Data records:
──────

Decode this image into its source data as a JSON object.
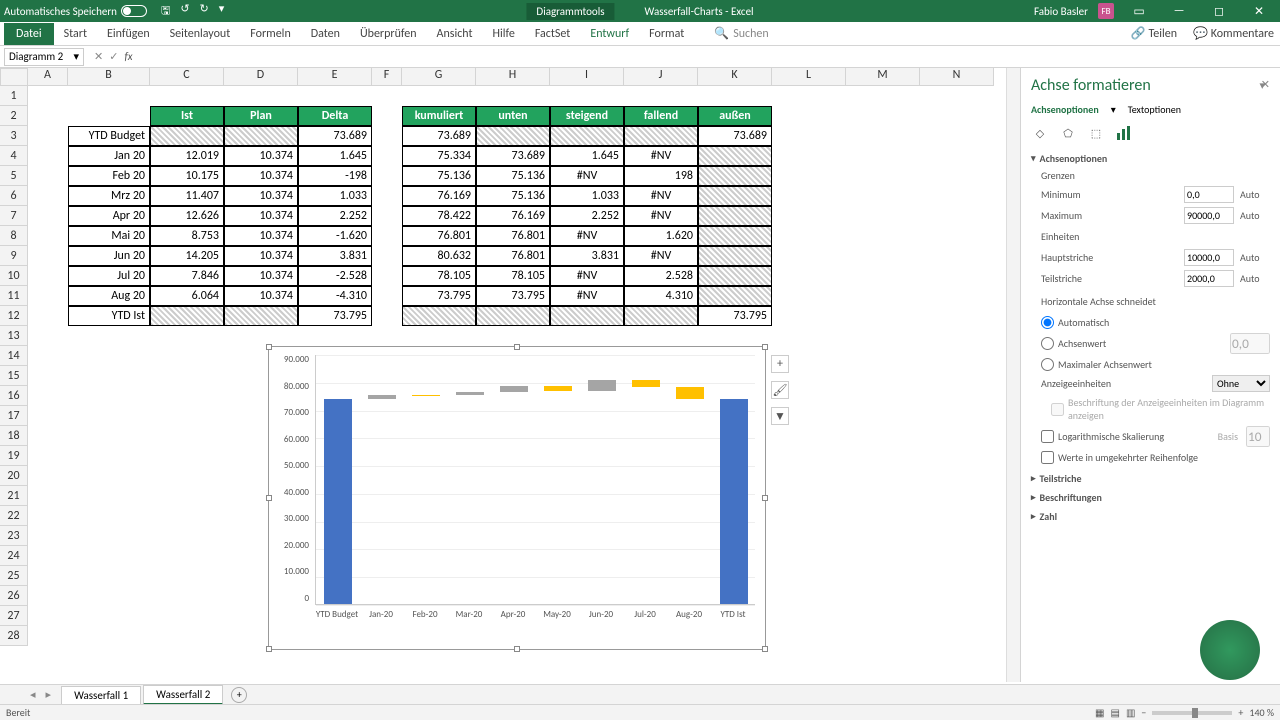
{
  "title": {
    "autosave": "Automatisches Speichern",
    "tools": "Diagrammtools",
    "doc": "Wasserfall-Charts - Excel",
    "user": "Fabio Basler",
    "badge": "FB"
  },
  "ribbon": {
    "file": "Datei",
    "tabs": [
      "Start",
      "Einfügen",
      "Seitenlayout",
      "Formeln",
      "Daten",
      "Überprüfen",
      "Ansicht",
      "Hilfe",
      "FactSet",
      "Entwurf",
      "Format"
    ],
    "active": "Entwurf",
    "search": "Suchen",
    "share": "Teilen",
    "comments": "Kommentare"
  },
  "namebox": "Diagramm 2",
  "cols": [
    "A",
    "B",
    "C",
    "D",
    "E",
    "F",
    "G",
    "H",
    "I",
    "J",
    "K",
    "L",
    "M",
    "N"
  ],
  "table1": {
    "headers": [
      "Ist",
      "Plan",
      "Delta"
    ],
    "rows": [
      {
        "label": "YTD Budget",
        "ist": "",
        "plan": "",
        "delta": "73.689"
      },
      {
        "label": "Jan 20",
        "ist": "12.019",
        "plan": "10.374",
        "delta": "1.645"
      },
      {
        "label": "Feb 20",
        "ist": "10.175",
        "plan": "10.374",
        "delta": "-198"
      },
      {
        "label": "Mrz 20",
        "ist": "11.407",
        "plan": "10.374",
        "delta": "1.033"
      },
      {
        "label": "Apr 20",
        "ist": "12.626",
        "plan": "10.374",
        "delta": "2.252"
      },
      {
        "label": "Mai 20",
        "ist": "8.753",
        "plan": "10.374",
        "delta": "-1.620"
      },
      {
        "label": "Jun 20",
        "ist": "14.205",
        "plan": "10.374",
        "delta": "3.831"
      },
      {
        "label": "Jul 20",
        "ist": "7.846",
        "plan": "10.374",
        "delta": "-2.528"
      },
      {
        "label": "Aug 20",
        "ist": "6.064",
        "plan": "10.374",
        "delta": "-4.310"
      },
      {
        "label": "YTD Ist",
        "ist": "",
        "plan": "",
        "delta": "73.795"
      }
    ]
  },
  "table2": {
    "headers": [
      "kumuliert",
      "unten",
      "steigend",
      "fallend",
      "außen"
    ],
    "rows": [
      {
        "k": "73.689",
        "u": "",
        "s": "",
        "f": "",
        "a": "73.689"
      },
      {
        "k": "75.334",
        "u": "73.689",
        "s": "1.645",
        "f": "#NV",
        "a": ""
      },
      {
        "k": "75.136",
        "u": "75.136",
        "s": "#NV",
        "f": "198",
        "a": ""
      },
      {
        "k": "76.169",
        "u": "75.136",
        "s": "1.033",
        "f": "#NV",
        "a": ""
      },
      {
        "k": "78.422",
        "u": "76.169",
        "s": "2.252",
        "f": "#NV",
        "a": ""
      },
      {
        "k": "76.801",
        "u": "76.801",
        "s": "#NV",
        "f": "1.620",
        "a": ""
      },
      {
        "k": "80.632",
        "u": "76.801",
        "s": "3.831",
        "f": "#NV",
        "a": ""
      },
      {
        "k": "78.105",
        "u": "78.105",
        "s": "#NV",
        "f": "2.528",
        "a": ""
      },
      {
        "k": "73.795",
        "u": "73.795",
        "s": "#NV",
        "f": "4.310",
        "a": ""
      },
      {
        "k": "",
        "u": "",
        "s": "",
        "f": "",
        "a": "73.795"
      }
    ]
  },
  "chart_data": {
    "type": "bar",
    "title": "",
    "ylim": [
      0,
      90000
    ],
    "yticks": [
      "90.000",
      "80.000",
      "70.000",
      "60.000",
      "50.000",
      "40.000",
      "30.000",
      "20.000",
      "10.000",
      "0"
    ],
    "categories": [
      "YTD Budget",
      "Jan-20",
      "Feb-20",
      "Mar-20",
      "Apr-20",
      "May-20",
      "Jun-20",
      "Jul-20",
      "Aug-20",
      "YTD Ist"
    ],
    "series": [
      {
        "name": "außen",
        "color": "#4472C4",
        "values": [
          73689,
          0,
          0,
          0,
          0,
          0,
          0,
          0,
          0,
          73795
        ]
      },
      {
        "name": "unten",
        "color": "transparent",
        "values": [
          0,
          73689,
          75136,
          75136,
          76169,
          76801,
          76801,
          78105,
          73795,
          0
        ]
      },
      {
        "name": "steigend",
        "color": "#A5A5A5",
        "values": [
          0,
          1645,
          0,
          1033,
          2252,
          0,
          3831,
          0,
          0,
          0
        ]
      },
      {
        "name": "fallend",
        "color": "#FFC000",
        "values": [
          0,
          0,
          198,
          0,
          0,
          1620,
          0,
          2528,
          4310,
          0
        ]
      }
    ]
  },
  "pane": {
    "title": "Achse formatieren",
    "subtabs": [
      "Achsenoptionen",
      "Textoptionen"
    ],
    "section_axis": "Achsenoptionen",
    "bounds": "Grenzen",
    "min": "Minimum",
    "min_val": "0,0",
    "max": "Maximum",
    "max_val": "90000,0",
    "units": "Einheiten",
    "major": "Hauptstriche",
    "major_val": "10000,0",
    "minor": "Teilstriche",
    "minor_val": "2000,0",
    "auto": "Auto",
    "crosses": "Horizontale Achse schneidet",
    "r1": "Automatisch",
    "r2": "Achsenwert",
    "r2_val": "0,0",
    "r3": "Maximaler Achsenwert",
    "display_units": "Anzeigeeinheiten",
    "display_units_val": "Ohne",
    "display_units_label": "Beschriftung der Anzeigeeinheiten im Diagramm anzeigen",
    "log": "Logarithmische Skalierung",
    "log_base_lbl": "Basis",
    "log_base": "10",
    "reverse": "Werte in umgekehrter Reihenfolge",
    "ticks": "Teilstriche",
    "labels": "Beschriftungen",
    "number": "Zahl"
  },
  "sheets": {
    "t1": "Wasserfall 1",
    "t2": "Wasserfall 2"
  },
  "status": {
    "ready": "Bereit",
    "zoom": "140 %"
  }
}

──────

Goal. Give back all entries exactly. No pictures belong in the copy.

Written answer.
Decode this image into its source data as a JSON object.
{
  "title": {
    "autosave": "Automatisches Speichern",
    "tools": "Diagrammtools",
    "doc": "Wasserfall-Charts - Excel",
    "user": "Fabio Basler",
    "badge": "FB"
  },
  "ribbon": {
    "file": "Datei",
    "tabs": [
      "Start",
      "Einfügen",
      "Seitenlayout",
      "Formeln",
      "Daten",
      "Überprüfen",
      "Ansicht",
      "Hilfe",
      "FactSet",
      "Entwurf",
      "Format"
    ],
    "active": "Entwurf",
    "search": "Suchen",
    "share": "Teilen",
    "comments": "Kommentare"
  },
  "namebox": "Diagramm 2",
  "cols": [
    "A",
    "B",
    "C",
    "D",
    "E",
    "F",
    "G",
    "H",
    "I",
    "J",
    "K",
    "L",
    "M",
    "N"
  ],
  "table1": {
    "headers": [
      "Ist",
      "Plan",
      "Delta"
    ],
    "rows": [
      {
        "label": "YTD Budget",
        "ist": "",
        "plan": "",
        "delta": "73.689"
      },
      {
        "label": "Jan 20",
        "ist": "12.019",
        "plan": "10.374",
        "delta": "1.645"
      },
      {
        "label": "Feb 20",
        "ist": "10.175",
        "plan": "10.374",
        "delta": "-198"
      },
      {
        "label": "Mrz 20",
        "ist": "11.407",
        "plan": "10.374",
        "delta": "1.033"
      },
      {
        "label": "Apr 20",
        "ist": "12.626",
        "plan": "10.374",
        "delta": "2.252"
      },
      {
        "label": "Mai 20",
        "ist": "8.753",
        "plan": "10.374",
        "delta": "-1.620"
      },
      {
        "label": "Jun 20",
        "ist": "14.205",
        "plan": "10.374",
        "delta": "3.831"
      },
      {
        "label": "Jul 20",
        "ist": "7.846",
        "plan": "10.374",
        "delta": "-2.528"
      },
      {
        "label": "Aug 20",
        "ist": "6.064",
        "plan": "10.374",
        "delta": "-4.310"
      },
      {
        "label": "YTD Ist",
        "ist": "",
        "plan": "",
        "delta": "73.795"
      }
    ]
  },
  "table2": {
    "headers": [
      "kumuliert",
      "unten",
      "steigend",
      "fallend",
      "außen"
    ],
    "rows": [
      {
        "k": "73.689",
        "u": "",
        "s": "",
        "f": "",
        "a": "73.689"
      },
      {
        "k": "75.334",
        "u": "73.689",
        "s": "1.645",
        "f": "#NV",
        "a": ""
      },
      {
        "k": "75.136",
        "u": "75.136",
        "s": "#NV",
        "f": "198",
        "a": ""
      },
      {
        "k": "76.169",
        "u": "75.136",
        "s": "1.033",
        "f": "#NV",
        "a": ""
      },
      {
        "k": "78.422",
        "u": "76.169",
        "s": "2.252",
        "f": "#NV",
        "a": ""
      },
      {
        "k": "76.801",
        "u": "76.801",
        "s": "#NV",
        "f": "1.620",
        "a": ""
      },
      {
        "k": "80.632",
        "u": "76.801",
        "s": "3.831",
        "f": "#NV",
        "a": ""
      },
      {
        "k": "78.105",
        "u": "78.105",
        "s": "#NV",
        "f": "2.528",
        "a": ""
      },
      {
        "k": "73.795",
        "u": "73.795",
        "s": "#NV",
        "f": "4.310",
        "a": ""
      },
      {
        "k": "",
        "u": "",
        "s": "",
        "f": "",
        "a": "73.795"
      }
    ]
  },
  "chart_data": {
    "type": "bar",
    "title": "",
    "ylim": [
      0,
      90000
    ],
    "yticks": [
      "90.000",
      "80.000",
      "70.000",
      "60.000",
      "50.000",
      "40.000",
      "30.000",
      "20.000",
      "10.000",
      "0"
    ],
    "categories": [
      "YTD Budget",
      "Jan-20",
      "Feb-20",
      "Mar-20",
      "Apr-20",
      "May-20",
      "Jun-20",
      "Jul-20",
      "Aug-20",
      "YTD Ist"
    ],
    "series": [
      {
        "name": "außen",
        "color": "#4472C4",
        "values": [
          73689,
          0,
          0,
          0,
          0,
          0,
          0,
          0,
          0,
          73795
        ]
      },
      {
        "name": "unten",
        "color": "transparent",
        "values": [
          0,
          73689,
          75136,
          75136,
          76169,
          76801,
          76801,
          78105,
          73795,
          0
        ]
      },
      {
        "name": "steigend",
        "color": "#A5A5A5",
        "values": [
          0,
          1645,
          0,
          1033,
          2252,
          0,
          3831,
          0,
          0,
          0
        ]
      },
      {
        "name": "fallend",
        "color": "#FFC000",
        "values": [
          0,
          0,
          198,
          0,
          0,
          1620,
          0,
          2528,
          4310,
          0
        ]
      }
    ]
  },
  "pane": {
    "title": "Achse formatieren",
    "subtabs": [
      "Achsenoptionen",
      "Textoptionen"
    ],
    "section_axis": "Achsenoptionen",
    "bounds": "Grenzen",
    "min": "Minimum",
    "min_val": "0,0",
    "max": "Maximum",
    "max_val": "90000,0",
    "units": "Einheiten",
    "major": "Hauptstriche",
    "major_val": "10000,0",
    "minor": "Teilstriche",
    "minor_val": "2000,0",
    "auto": "Auto",
    "crosses": "Horizontale Achse schneidet",
    "r1": "Automatisch",
    "r2": "Achsenwert",
    "r2_val": "0,0",
    "r3": "Maximaler Achsenwert",
    "display_units": "Anzeigeeinheiten",
    "display_units_val": "Ohne",
    "display_units_label": "Beschriftung der Anzeigeeinheiten im Diagramm anzeigen",
    "log": "Logarithmische Skalierung",
    "log_base_lbl": "Basis",
    "log_base": "10",
    "reverse": "Werte in umgekehrter Reihenfolge",
    "ticks": "Teilstriche",
    "labels": "Beschriftungen",
    "number": "Zahl"
  },
  "sheets": {
    "t1": "Wasserfall 1",
    "t2": "Wasserfall 2"
  },
  "status": {
    "ready": "Bereit",
    "zoom": "140 %"
  }
}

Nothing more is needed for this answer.